[What is needed] Each line that includes the string "screenshot" counts once; give the total and nothing else.
-- Start The input --
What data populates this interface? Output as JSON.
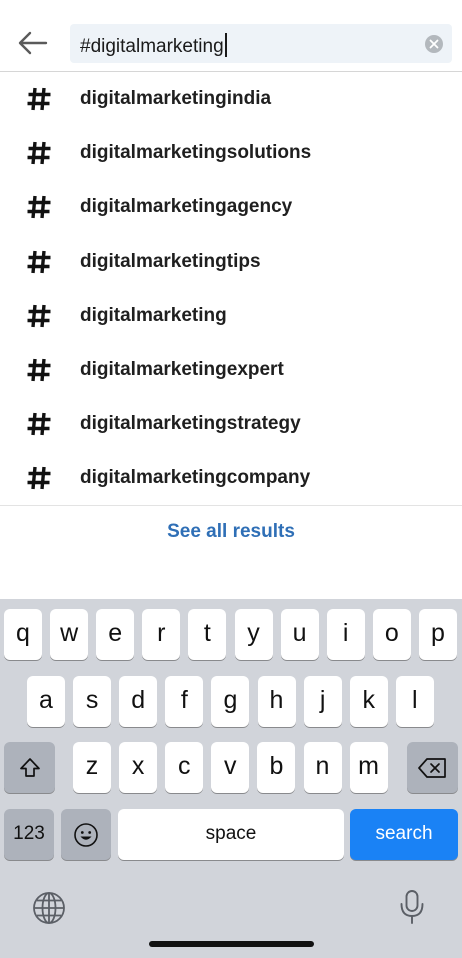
{
  "search": {
    "query": "#digitalmarketing"
  },
  "suggestions": [
    {
      "label": "digitalmarketingindia"
    },
    {
      "label": "digitalmarketingsolutions"
    },
    {
      "label": "digitalmarketingagency"
    },
    {
      "label": "digitalmarketingtips"
    },
    {
      "label": "digitalmarketing"
    },
    {
      "label": "digitalmarketingexpert"
    },
    {
      "label": "digitalmarketingstrategy"
    },
    {
      "label": "digitalmarketingcompany"
    }
  ],
  "see_all_label": "See all results",
  "keyboard": {
    "row1": [
      "q",
      "w",
      "e",
      "r",
      "t",
      "y",
      "u",
      "i",
      "o",
      "p"
    ],
    "row2": [
      "a",
      "s",
      "d",
      "f",
      "g",
      "h",
      "j",
      "k",
      "l"
    ],
    "row3": [
      "z",
      "x",
      "c",
      "v",
      "b",
      "n",
      "m"
    ],
    "numbers_label": "123",
    "space_label": "space",
    "search_label": "search",
    "icons": {
      "shift": "shift-icon",
      "delete": "backspace-icon",
      "emoji": "emoji-icon",
      "globe": "globe-icon",
      "mic": "microphone-icon"
    }
  },
  "colors": {
    "link": "#2f6fb6",
    "search_key": "#1a82f5",
    "keyboard_bg": "#d1d4da",
    "search_field_bg": "#eef3f8"
  }
}
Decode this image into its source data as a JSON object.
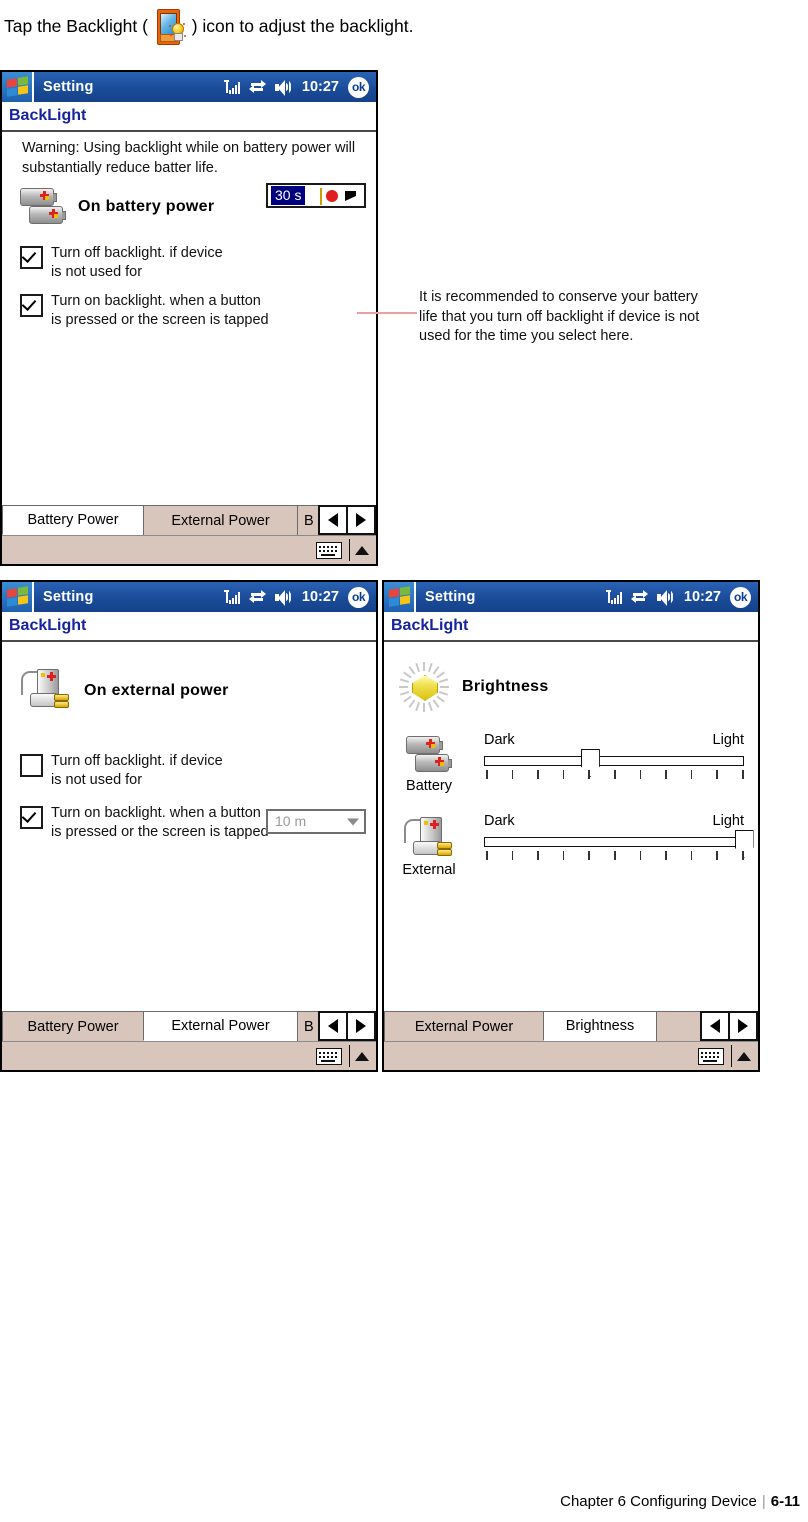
{
  "intro": {
    "before": "Tap the Backlight ( ",
    "after": " ) icon to adjust the backlight.",
    "icon": "backlight-pda-bulb-icon"
  },
  "common": {
    "app_title": "Setting",
    "clock": "10:27",
    "ok_label": "ok",
    "page_title": "BackLight",
    "icons": {
      "start": "windows-start-icon",
      "signal": "signal-strength-icon",
      "network": "network-connection-icon",
      "volume": "volume-speaker-icon",
      "keyboard": "soft-keyboard-icon",
      "sip_arrow": "sip-selector-arrow-icon",
      "prev": "scroll-left-icon",
      "next": "scroll-right-icon"
    }
  },
  "screen1": {
    "warning": "Warning: Using backlight while on battery power will substantially reduce batter life.",
    "power_label": "On battery power",
    "power_icon": "battery-pair-icon",
    "check_off": {
      "line1": "Turn off backlight. if device",
      "line2": "is not used for",
      "checked": true
    },
    "check_on": {
      "line1": "Turn on backlight. when a button",
      "line2": "is pressed or the screen is tapped",
      "checked": true
    },
    "timeout_value": "30 s",
    "timeout_selected": true,
    "timeout_disabled": false,
    "tabs": [
      {
        "label": "Battery Power",
        "active": true
      },
      {
        "label": "External Power",
        "active": false
      },
      {
        "label": "B",
        "active": false
      }
    ]
  },
  "screen2": {
    "power_label": "On external power",
    "power_icon": "external-power-plug-icon",
    "check_off": {
      "line1": "Turn off backlight. if device",
      "line2": "is not used for",
      "checked": false
    },
    "check_on": {
      "line1": "Turn on backlight. when a button",
      "line2": "is pressed or the screen is tapped",
      "checked": true
    },
    "timeout_value": "10 m",
    "timeout_selected": false,
    "timeout_disabled": true,
    "tabs": [
      {
        "label": "Battery Power",
        "active": false
      },
      {
        "label": "External Power",
        "active": true
      },
      {
        "label": "B",
        "active": false
      }
    ]
  },
  "screen3": {
    "heading": "Brightness",
    "heading_icon": "sun-brightness-icon",
    "sliders": [
      {
        "name": "Battery",
        "icon": "battery-pair-icon",
        "min_label": "Dark",
        "max_label": "Light",
        "value": 5,
        "min": 1,
        "max": 11,
        "ticks": 11
      },
      {
        "name": "External",
        "icon": "external-power-plug-icon",
        "min_label": "Dark",
        "max_label": "Light",
        "value": 11,
        "min": 1,
        "max": 11,
        "ticks": 11
      }
    ],
    "tabs": [
      {
        "label": "External Power",
        "active": false
      },
      {
        "label": "Brightness",
        "active": true
      }
    ]
  },
  "callout": {
    "text": "It is recommended to conserve your battery life that you turn off backlight if device is not used for the time you select here."
  },
  "footer": {
    "chapter": "Chapter 6 Configuring Device",
    "divider": "|",
    "page": "6-11"
  },
  "colors": {
    "titlebar": "#1d4f9c",
    "page_title": "#15249e",
    "tabbar": "#d8c6bc",
    "selection": "#000080",
    "callout_line": "#e8a0a0"
  }
}
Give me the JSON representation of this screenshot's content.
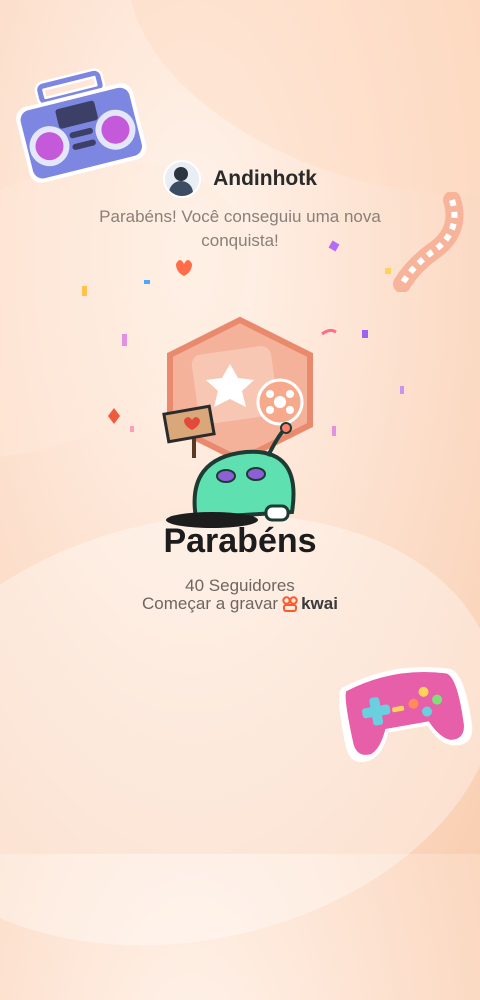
{
  "profile": {
    "username": "Andinhotk"
  },
  "message": "Parabéns! Você conseguiu uma nova conquista!",
  "achievement": {
    "title": "Parabéns",
    "followers": "40 Seguidores",
    "record_label": "Começar a gravar",
    "brand": "kwai"
  },
  "colors": {
    "background": "#fde3d2",
    "badge": "#f2a68b",
    "alien": "#5fe0b0",
    "gamepad": "#e65fa8",
    "boombox": "#7d86e0",
    "accent": "#ff5a2e"
  }
}
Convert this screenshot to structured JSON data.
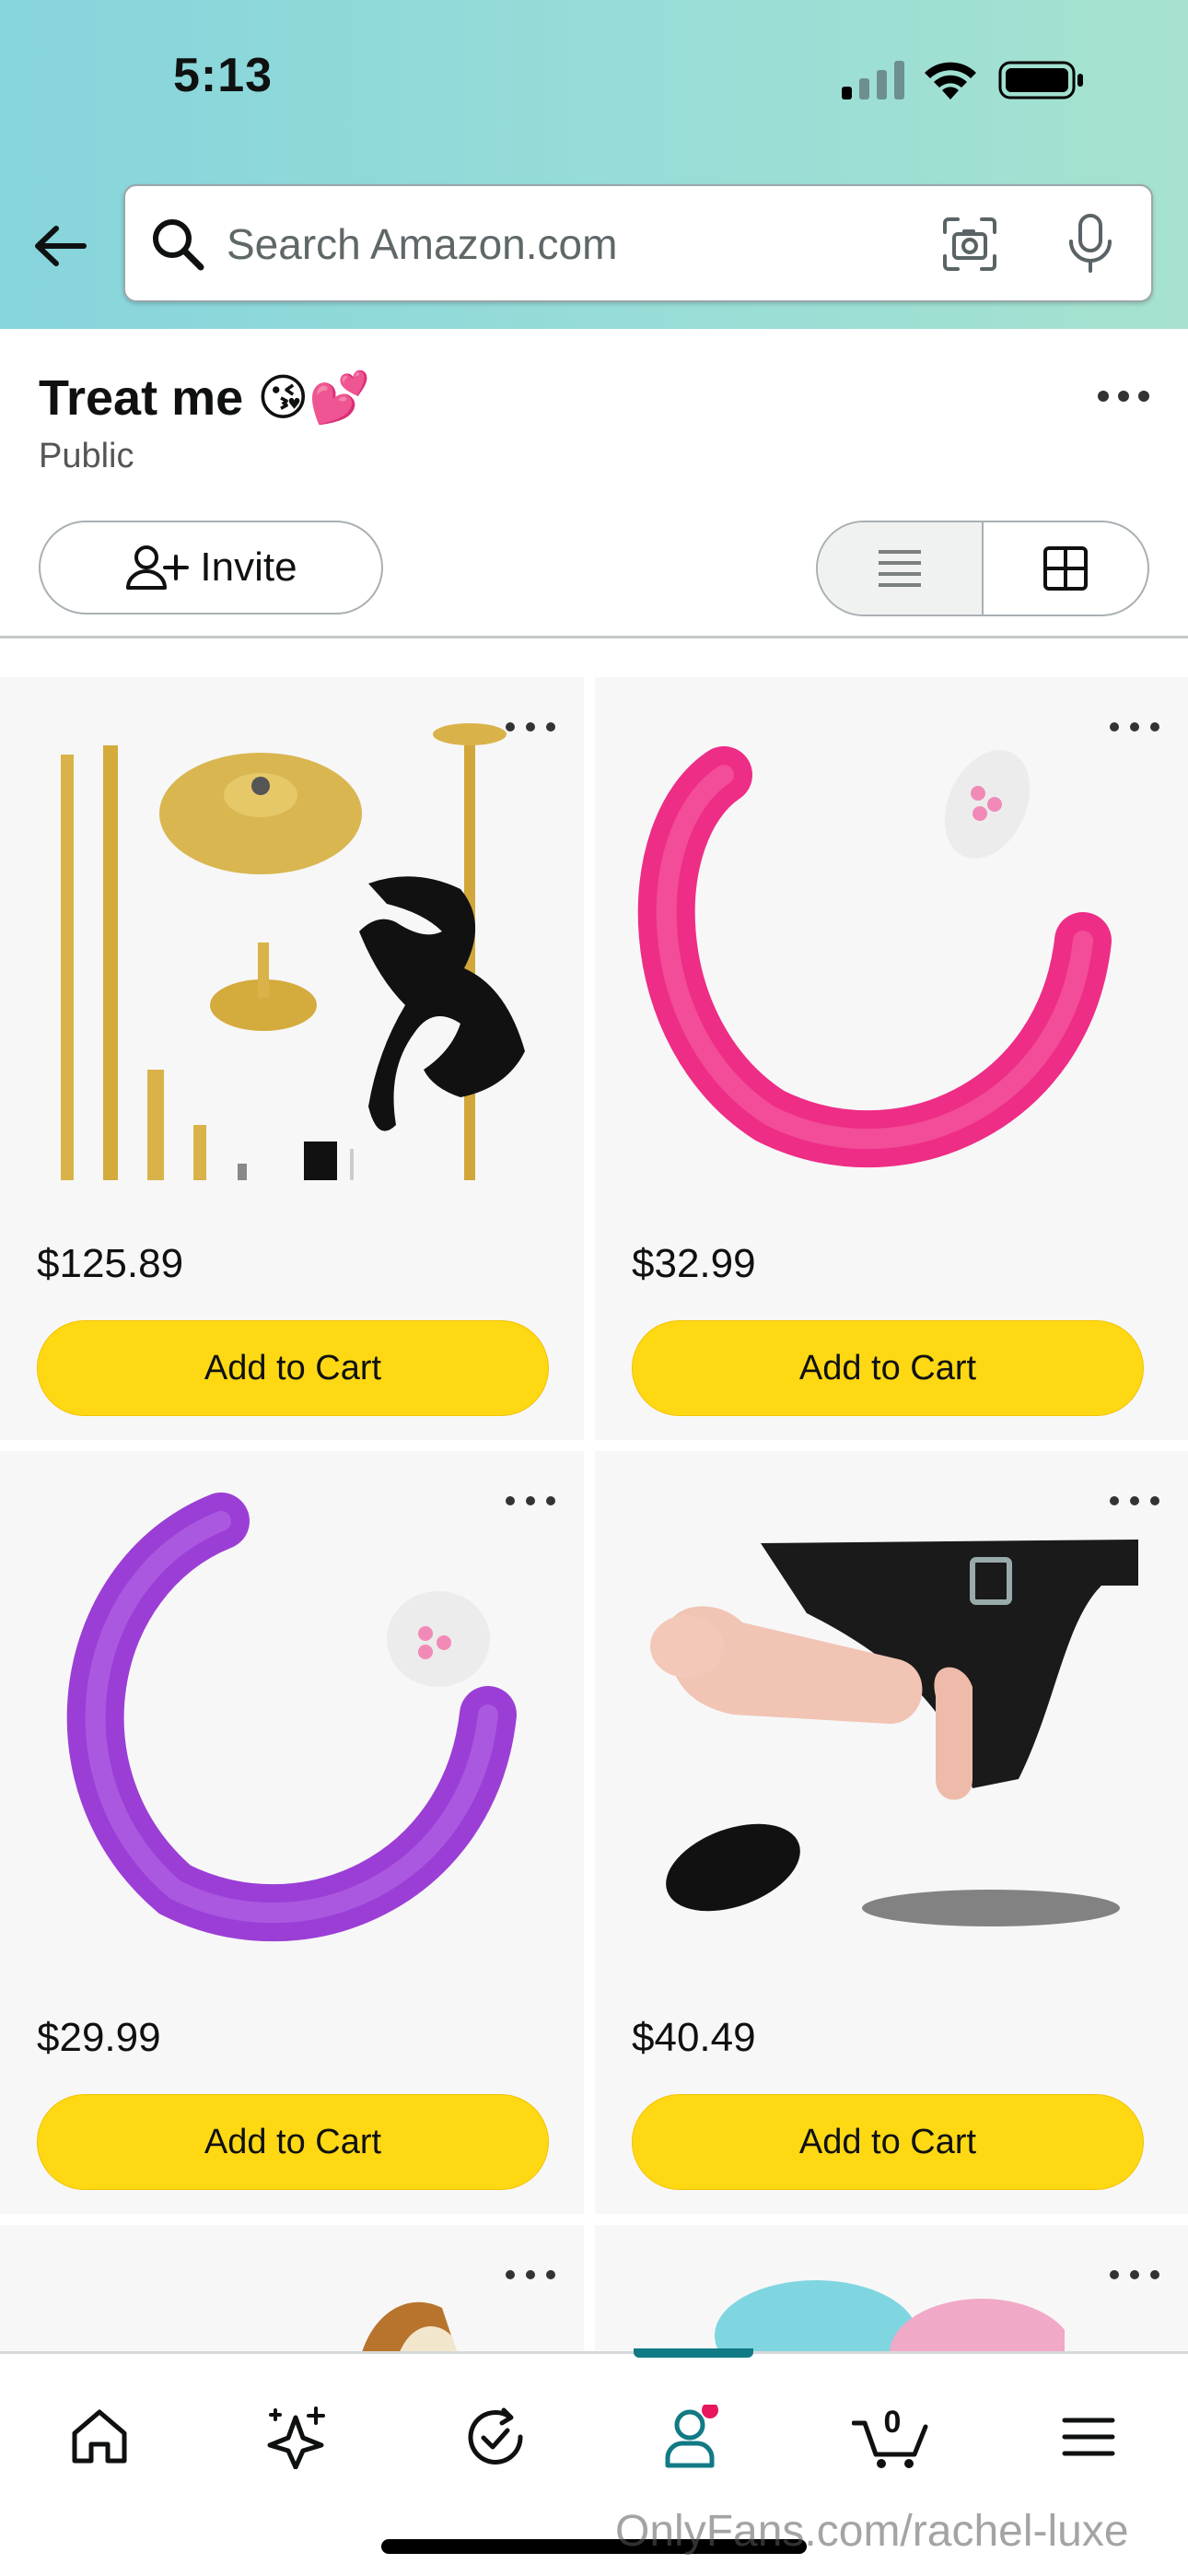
{
  "status_bar": {
    "time": "5:13"
  },
  "search": {
    "placeholder": "Search Amazon.com"
  },
  "list": {
    "title": "Treat me 😘💕",
    "visibility": "Public",
    "invite_label": "Invite"
  },
  "products": [
    {
      "price": "$125.89",
      "cta": "Add to Cart",
      "image": "dance-pole-kit"
    },
    {
      "price": "$32.99",
      "cta": "Add to Cart",
      "image": "pink-double-ended-toy"
    },
    {
      "price": "$29.99",
      "cta": "Add to Cart",
      "image": "purple-double-ended-toy"
    },
    {
      "price": "$40.49",
      "cta": "Add to Cart",
      "image": "strap-on-harness"
    }
  ],
  "cart": {
    "count": "0"
  },
  "nav": {
    "items": [
      "home-icon",
      "rufus-icon",
      "deals-icon",
      "account-icon",
      "cart-icon",
      "menu-icon"
    ],
    "active": "account-icon"
  },
  "watermark": "OnlyFans.com/rachel-luxe",
  "colors": {
    "header_gradient_start": "#86d4dc",
    "header_gradient_end": "#a6e2cf",
    "cart_button": "#ffd814",
    "active_nav": "#117a84",
    "notification_dot": "#e8175d"
  }
}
-- End The input --
[Result of this exercise] 2